Job
Copy each line of the entries below that contains the string "header", treating uppercase and lowercase letters as distinct.

Data

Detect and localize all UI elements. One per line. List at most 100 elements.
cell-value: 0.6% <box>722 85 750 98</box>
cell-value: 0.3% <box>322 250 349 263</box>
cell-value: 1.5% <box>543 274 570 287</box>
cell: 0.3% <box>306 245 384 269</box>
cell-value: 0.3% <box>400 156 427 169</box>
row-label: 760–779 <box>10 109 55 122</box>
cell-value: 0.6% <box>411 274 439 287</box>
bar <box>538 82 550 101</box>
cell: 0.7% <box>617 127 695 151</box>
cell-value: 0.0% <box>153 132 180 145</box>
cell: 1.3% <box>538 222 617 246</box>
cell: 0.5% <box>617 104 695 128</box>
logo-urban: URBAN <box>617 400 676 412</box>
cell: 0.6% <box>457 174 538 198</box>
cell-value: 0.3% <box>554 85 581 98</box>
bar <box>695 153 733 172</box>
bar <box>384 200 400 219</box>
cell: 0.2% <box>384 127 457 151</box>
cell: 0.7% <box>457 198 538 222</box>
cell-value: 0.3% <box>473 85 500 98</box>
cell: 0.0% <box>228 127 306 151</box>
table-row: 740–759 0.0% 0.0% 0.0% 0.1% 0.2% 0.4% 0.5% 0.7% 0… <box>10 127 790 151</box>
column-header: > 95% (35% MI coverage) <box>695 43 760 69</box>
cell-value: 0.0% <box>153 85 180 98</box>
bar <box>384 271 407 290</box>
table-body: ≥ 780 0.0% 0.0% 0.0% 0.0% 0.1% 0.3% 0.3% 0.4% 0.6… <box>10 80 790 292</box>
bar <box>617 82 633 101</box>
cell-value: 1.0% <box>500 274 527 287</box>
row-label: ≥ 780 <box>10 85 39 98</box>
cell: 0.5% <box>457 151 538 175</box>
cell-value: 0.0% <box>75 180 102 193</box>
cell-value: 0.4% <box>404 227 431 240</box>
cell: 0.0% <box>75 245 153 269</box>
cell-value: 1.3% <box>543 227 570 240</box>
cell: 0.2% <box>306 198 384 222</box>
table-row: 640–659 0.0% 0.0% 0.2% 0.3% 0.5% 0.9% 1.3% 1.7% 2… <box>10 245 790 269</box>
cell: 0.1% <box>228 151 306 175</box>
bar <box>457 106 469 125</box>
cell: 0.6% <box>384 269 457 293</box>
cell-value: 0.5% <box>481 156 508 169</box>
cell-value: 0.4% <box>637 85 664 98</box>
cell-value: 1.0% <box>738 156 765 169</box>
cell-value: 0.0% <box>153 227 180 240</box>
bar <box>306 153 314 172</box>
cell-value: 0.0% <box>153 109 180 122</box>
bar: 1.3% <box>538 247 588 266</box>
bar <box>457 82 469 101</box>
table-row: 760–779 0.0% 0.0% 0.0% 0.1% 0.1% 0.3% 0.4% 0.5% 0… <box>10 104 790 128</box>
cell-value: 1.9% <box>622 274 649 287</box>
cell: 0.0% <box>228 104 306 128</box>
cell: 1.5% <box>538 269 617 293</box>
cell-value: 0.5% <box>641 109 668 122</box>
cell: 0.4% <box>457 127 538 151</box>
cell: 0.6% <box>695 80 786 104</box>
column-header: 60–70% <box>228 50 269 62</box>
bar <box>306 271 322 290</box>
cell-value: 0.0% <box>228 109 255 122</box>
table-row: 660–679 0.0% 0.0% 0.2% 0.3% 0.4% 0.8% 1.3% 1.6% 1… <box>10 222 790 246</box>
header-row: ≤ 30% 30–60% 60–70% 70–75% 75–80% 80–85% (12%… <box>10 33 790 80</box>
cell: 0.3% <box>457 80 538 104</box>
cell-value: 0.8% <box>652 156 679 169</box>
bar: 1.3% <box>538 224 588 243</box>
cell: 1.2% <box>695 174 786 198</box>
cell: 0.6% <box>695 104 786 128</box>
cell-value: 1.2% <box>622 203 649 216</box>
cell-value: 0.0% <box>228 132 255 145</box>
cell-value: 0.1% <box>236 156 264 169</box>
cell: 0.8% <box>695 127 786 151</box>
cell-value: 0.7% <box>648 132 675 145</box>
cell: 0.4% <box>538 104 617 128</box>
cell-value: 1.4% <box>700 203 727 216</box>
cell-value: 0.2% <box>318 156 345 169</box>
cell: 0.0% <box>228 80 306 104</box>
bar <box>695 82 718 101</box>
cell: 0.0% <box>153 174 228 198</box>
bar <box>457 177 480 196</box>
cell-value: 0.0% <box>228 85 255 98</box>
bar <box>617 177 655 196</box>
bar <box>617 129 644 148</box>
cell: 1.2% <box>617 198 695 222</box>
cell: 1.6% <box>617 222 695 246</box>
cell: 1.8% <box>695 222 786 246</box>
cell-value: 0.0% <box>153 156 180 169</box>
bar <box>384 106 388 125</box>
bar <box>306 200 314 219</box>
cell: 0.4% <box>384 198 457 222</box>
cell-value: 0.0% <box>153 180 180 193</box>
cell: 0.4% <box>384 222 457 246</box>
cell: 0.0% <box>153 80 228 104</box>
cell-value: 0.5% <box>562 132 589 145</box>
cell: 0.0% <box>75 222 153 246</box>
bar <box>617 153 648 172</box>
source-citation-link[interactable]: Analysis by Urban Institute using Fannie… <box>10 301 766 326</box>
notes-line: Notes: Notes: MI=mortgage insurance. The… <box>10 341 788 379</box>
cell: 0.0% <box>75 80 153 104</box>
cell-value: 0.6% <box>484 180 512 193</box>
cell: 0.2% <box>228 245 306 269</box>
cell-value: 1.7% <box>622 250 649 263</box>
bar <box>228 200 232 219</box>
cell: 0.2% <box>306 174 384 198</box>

Response to the task
column-header: > 95% (35% MI coverage) <box>695 43 760 69</box>
column-header: 60–70% <box>228 50 269 62</box>
header-row: ≤ 30% 30–60% 60–70% 70–75% 75–80% 80–85% (12%… <box>10 33 790 80</box>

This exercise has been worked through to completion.